■ Job:
From the entries provided below, copy each line that contains the word "indica".

■ Records for the task:
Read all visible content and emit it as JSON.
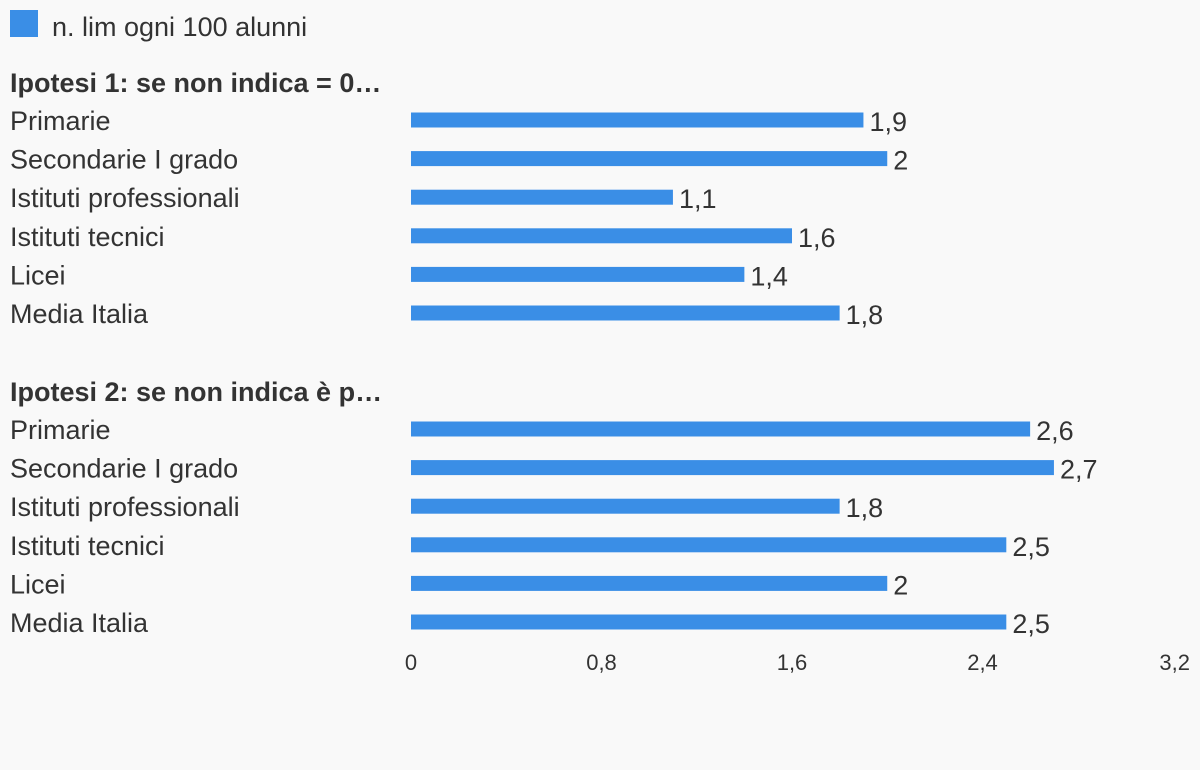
{
  "chart_data": {
    "type": "bar",
    "orientation": "horizontal",
    "legend": {
      "position": "top-left"
    },
    "series": [
      {
        "name": "n. lim ogni 100 alunni",
        "color": "#3a8ee6"
      }
    ],
    "groups": [
      {
        "label": "Ipotesi 1: se non indica = 0…",
        "categories": [
          "Primarie",
          "Secondarie I grado",
          "Istituti professionali",
          "Istituti tecnici",
          "Licei",
          "Media Italia"
        ],
        "values": [
          1.9,
          2,
          1.1,
          1.6,
          1.4,
          1.8
        ],
        "value_labels": [
          "1,9",
          "2",
          "1,1",
          "1,6",
          "1,4",
          "1,8"
        ]
      },
      {
        "label": "Ipotesi 2: se non indica è p…",
        "categories": [
          "Primarie",
          "Secondarie I grado",
          "Istituti professionali",
          "Istituti tecnici",
          "Licei",
          "Media Italia"
        ],
        "values": [
          2.6,
          2.7,
          1.8,
          2.5,
          2,
          2.5
        ],
        "value_labels": [
          "2,6",
          "2,7",
          "1,8",
          "2,5",
          "2",
          "2,5"
        ]
      }
    ],
    "x_axis": {
      "range": [
        0,
        3.2
      ],
      "ticks": [
        0,
        0.8,
        1.6,
        2.4,
        3.2
      ],
      "tick_labels": [
        "0",
        "0,8",
        "1,6",
        "2,4",
        "3,2"
      ]
    },
    "grid": false
  }
}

■ Exercise output:
        "label": "Ipotesi 1: se non indica = 0…",
        "label": "Ipotesi 2: se non indica è p…",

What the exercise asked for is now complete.